PROBLEM: Find the string "triển" in the listing and report every line that has it.

Saved entries:
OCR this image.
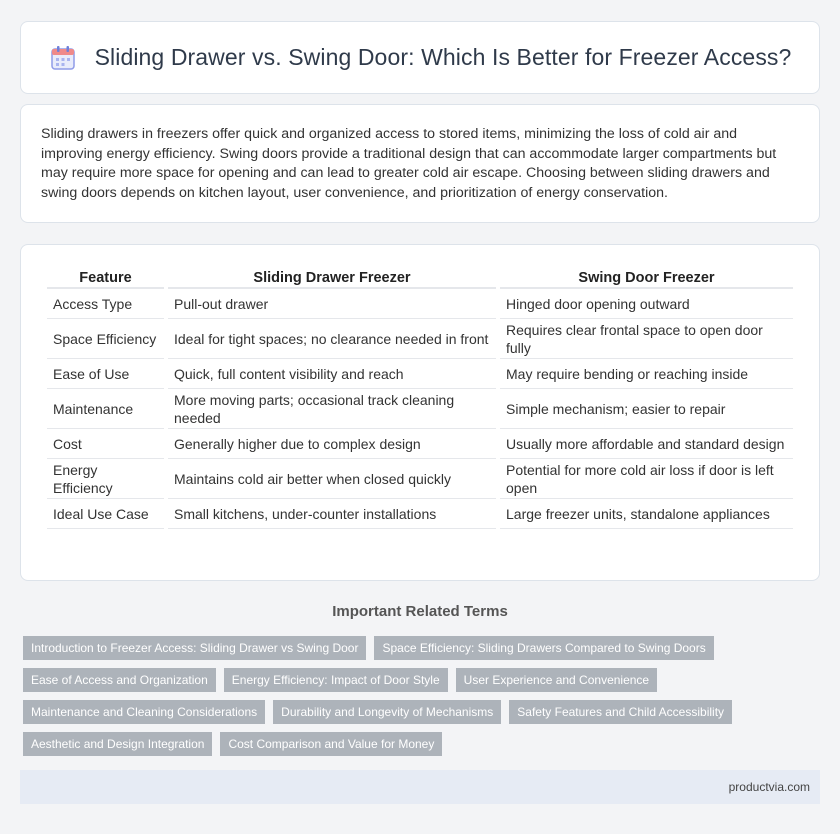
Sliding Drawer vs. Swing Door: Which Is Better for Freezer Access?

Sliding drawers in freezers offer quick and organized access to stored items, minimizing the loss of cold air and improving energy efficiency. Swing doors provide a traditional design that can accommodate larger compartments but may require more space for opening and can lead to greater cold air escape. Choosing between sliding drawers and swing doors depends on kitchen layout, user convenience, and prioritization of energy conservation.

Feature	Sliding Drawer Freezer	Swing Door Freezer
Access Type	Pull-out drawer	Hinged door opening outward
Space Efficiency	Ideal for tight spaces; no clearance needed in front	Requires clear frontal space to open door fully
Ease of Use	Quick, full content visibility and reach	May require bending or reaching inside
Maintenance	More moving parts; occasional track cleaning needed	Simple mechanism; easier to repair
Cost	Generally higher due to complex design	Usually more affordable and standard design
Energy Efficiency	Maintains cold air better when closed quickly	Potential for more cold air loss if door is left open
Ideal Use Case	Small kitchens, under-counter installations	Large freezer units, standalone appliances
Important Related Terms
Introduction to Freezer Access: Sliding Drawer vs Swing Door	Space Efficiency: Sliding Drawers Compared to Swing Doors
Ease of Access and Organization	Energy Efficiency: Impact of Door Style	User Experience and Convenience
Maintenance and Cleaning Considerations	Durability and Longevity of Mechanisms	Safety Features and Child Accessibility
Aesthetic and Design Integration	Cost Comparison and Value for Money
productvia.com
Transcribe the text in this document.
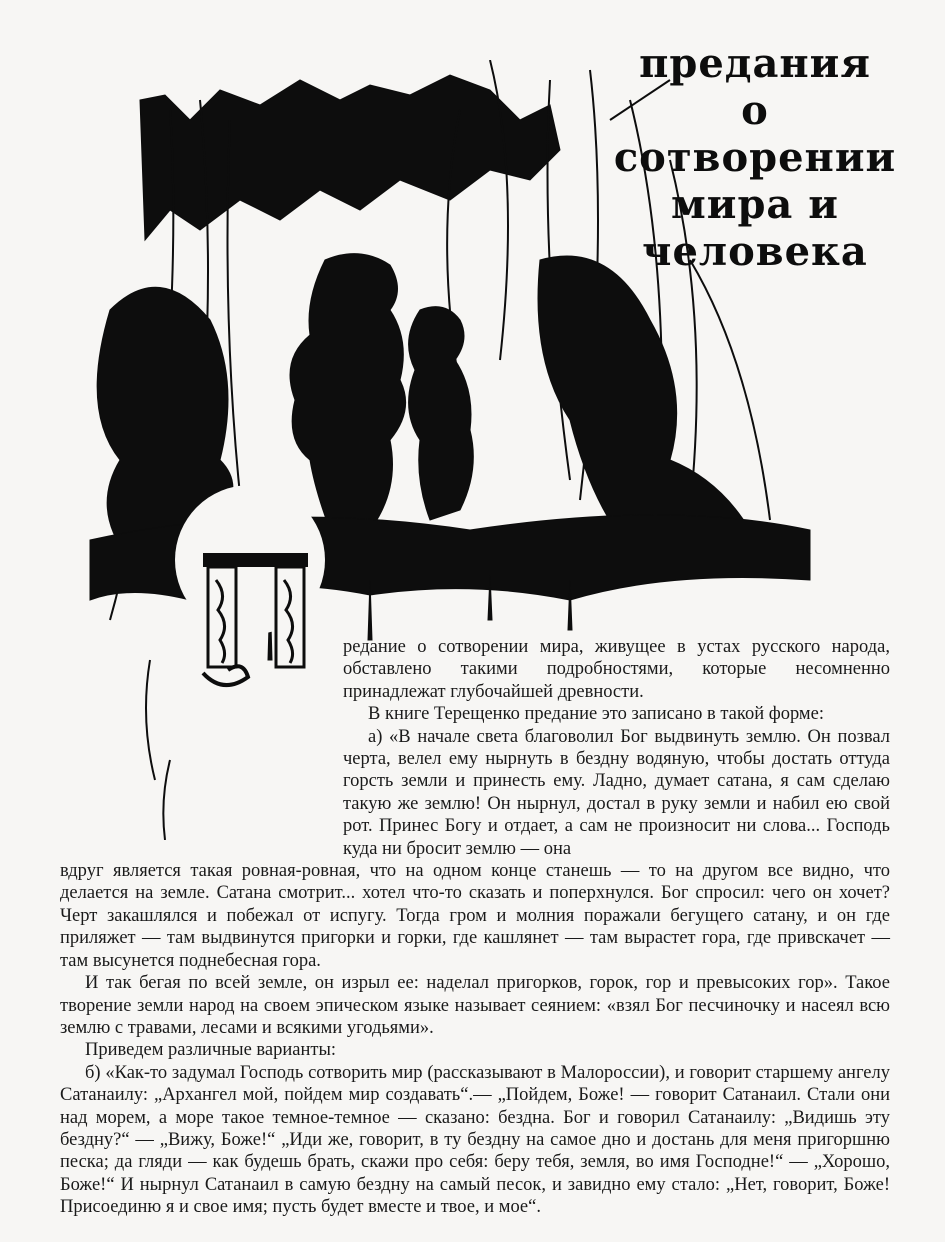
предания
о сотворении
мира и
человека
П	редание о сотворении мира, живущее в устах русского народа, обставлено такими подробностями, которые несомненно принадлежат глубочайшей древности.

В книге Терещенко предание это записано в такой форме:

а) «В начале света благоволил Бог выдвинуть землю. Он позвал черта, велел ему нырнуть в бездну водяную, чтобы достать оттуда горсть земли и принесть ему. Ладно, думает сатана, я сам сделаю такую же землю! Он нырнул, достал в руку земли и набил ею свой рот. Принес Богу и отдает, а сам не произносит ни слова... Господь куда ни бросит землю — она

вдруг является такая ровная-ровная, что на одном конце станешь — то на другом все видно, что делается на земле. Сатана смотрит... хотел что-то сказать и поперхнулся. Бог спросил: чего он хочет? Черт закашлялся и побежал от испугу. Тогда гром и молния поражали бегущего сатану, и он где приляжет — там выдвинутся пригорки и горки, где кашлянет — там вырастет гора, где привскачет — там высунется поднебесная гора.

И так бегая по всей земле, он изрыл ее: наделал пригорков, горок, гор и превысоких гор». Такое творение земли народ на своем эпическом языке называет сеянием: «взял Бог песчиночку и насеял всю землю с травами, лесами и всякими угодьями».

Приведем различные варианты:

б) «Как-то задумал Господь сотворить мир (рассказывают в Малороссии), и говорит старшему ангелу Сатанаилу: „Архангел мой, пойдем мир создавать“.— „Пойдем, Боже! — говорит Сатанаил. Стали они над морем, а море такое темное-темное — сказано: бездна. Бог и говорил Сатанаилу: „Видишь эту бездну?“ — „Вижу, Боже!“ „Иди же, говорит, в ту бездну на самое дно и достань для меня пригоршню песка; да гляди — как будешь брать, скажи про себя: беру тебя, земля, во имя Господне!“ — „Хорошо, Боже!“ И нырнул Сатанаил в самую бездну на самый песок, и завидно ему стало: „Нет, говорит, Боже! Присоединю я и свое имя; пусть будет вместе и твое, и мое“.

* * *

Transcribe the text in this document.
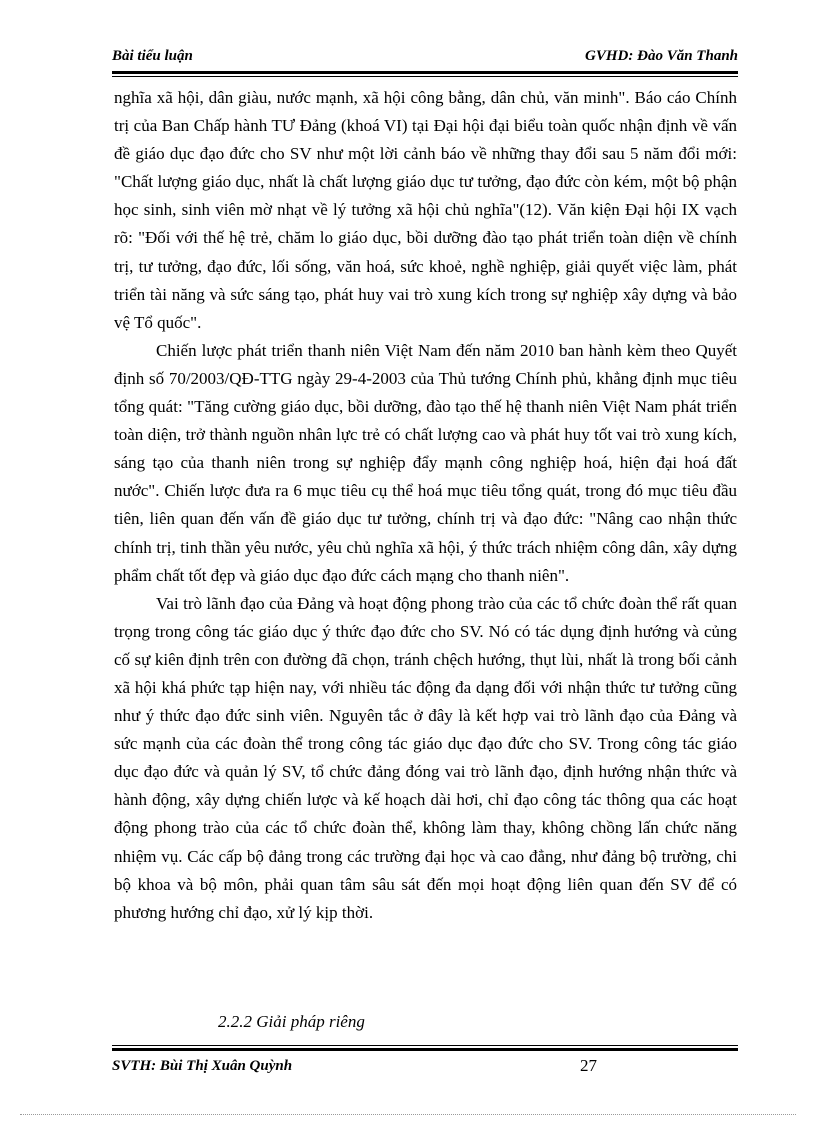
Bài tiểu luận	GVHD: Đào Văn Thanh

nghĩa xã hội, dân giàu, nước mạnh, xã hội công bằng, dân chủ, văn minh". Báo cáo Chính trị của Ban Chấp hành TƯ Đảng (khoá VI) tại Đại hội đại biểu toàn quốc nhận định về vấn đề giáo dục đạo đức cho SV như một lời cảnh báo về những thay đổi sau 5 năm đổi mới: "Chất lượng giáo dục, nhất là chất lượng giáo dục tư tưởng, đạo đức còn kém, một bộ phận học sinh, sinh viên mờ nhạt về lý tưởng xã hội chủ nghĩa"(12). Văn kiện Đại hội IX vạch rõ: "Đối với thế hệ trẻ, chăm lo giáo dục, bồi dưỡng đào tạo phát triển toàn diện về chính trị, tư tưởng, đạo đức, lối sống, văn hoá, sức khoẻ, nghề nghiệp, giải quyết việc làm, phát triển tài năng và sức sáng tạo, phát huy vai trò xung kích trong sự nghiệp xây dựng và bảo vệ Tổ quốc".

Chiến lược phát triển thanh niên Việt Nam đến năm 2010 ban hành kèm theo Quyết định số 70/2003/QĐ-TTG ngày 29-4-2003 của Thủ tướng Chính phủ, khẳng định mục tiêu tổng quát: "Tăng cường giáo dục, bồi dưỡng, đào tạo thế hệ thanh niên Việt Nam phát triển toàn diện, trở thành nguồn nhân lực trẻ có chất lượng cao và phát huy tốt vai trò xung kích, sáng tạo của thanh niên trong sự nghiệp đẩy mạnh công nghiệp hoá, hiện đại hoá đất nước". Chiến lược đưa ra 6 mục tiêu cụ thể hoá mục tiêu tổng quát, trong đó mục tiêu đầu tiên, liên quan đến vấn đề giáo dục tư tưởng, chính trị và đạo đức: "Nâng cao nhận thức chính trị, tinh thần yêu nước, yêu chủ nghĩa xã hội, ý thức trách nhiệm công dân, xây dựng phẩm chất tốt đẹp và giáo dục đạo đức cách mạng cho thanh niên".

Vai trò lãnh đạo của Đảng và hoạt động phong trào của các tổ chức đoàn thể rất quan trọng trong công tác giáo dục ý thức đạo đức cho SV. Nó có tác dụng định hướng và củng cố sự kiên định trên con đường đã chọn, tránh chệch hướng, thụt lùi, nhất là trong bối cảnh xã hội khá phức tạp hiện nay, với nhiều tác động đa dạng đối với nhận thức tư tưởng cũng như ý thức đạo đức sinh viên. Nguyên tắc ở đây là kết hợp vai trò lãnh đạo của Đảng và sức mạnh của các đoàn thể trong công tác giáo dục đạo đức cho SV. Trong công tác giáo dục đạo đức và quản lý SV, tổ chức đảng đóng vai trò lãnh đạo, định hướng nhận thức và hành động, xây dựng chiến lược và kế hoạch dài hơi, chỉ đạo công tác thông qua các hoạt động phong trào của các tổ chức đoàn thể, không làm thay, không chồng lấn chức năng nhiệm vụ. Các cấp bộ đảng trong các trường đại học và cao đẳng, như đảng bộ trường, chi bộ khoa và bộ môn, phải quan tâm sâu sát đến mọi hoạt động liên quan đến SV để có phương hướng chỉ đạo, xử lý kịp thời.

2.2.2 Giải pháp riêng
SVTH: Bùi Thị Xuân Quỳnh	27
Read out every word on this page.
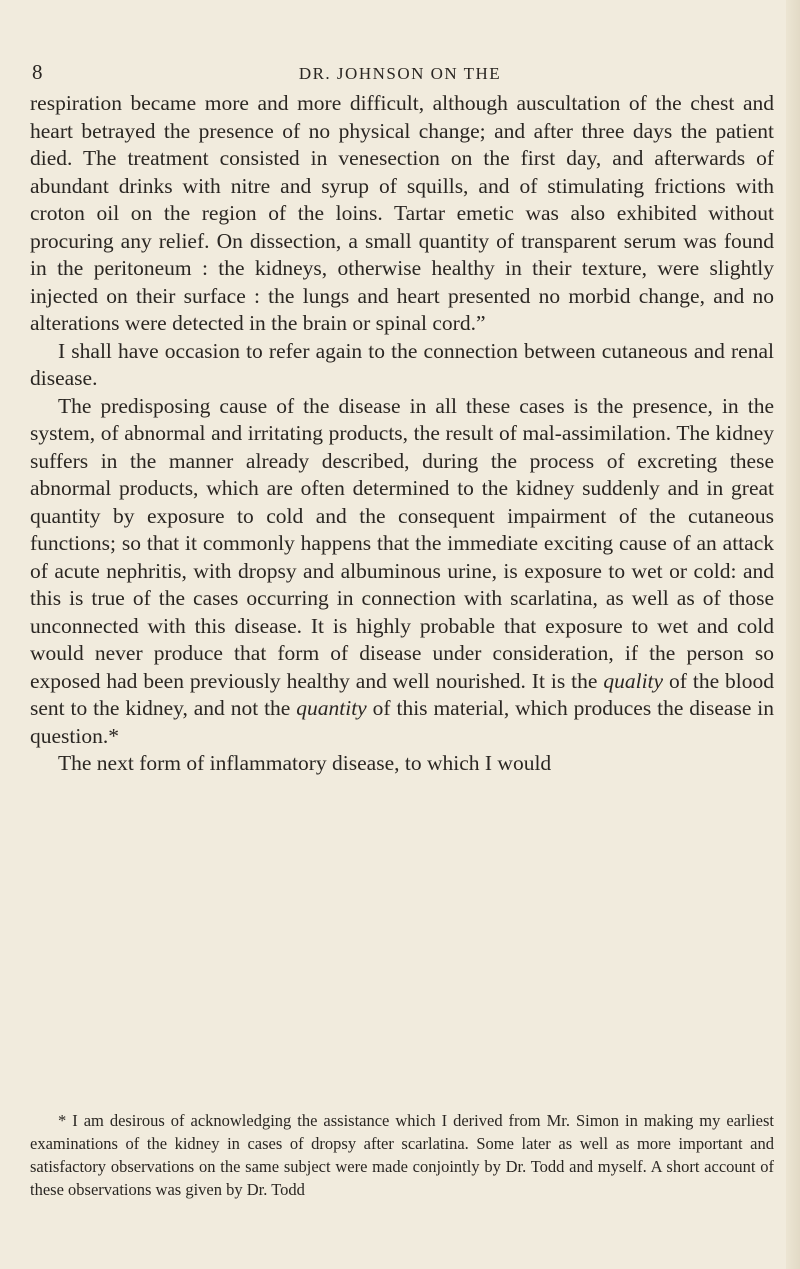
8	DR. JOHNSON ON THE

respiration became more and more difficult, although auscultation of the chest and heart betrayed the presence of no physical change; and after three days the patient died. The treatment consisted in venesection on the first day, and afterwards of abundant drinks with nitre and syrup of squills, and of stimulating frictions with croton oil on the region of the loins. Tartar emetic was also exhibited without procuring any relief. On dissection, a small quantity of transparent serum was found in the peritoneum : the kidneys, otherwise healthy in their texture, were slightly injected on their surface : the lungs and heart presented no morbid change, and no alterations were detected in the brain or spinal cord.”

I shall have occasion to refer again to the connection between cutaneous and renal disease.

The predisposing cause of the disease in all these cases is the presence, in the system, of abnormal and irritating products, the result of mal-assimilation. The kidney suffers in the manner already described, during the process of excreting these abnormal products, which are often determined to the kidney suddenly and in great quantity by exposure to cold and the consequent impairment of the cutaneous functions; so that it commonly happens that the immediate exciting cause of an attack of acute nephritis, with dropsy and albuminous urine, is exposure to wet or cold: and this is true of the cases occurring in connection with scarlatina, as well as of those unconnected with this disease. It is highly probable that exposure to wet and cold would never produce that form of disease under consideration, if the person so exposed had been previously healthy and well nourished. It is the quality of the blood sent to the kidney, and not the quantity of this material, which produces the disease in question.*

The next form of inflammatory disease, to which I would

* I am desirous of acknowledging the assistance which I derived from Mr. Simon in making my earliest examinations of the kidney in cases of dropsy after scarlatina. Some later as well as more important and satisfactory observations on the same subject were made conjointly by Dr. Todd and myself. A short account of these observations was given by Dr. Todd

---

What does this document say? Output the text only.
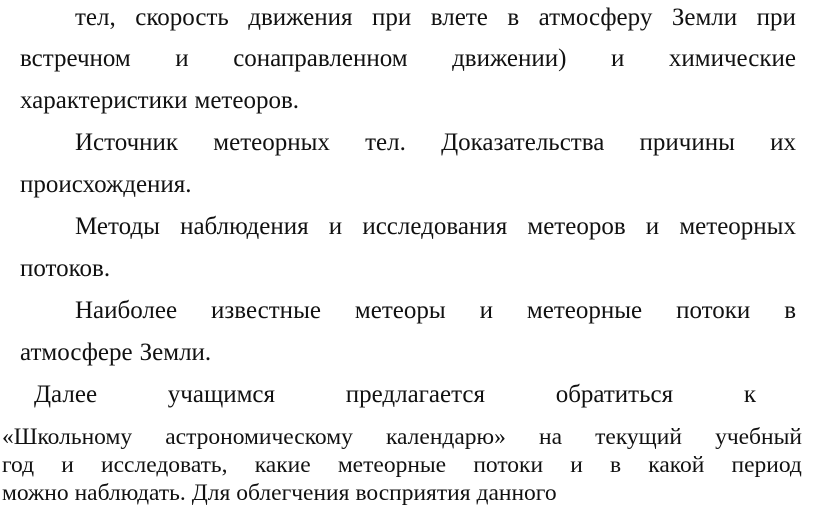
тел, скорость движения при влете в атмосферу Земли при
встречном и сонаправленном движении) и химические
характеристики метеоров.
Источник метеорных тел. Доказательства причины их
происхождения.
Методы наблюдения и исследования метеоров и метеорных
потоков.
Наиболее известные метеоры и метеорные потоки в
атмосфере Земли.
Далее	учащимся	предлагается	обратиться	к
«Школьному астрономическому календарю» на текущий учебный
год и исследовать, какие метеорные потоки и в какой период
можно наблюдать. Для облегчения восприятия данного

EXERCISE ANSWER:
nghĩa xã hội, dân giàu, nước mạnh, xã hội công bằng, dân chủ, văn minh". Báo cáo Chính trị của Ban Chấp hành TƯ Đảng (khoá VI) tại Đại hội đại biểu toàn quốc nhận định về vấn đề giáo dục đạo đức cho SV như một lời cảnh báo về những thay đổi sau 5 năm đổi mới: "Chất lượng giáo dục, nhất là chất lượng giáo dục tư tưởng, đạo đức còn kém, một bộ phận học sinh, sinh viên mờ nhạt về lý tưởng xã hội chủ nghĩa"(12). Văn kiện Đại hội IX vạch rõ: "Đối với thế hệ trẻ, chăm lo giáo dục, bồi dưỡng đào tạo phát triển toàn diện về chính trị, tư tưởng, đạo đức, lối sống, văn hoá, sức khoẻ, nghề nghiệp, giải quyết việc làm, phát triển tài năng và sức sáng tạo, phát huy vai trò xung kích trong sự nghiệp xây dựng và bảo vệ Tổ quốc".
Chiến lược phát triển thanh niên Việt Nam đến năm 2010 ban hành kèm theo Quyết định số 70/2003/QĐ-TTG ngày 29-4-2003 của Thủ tướng Chính phủ, khẳng định mục tiêu tổng quát: "Tăng cường giáo dục, bồi dưỡng, đào tạo thế hệ thanh niên Việt Nam phát triển toàn diện, trở thành nguồn nhân lực trẻ có chất lượng cao và phát huy tốt vai trò xung kích, sáng tạo của thanh niên trong sự nghiệp đẩy mạnh công nghiệp hoá, hiện đại hoá đất nước". Chiến lược đưa ra 6 mục tiêu cụ thể hoá mục tiêu tổng quát, trong đó mục tiêu đầu tiên, liên quan đến vấn đề giáo dục tư tưởng, chính trị và đạo đức: "Nâng cao nhận thức chính trị, tinh thần yêu nước, yêu chủ nghĩa xã hội, ý thức trách nhiệm công dân, xây dựng phẩm chất tốt đẹp và giáo dục đạo đức cách mạng cho thanh niên".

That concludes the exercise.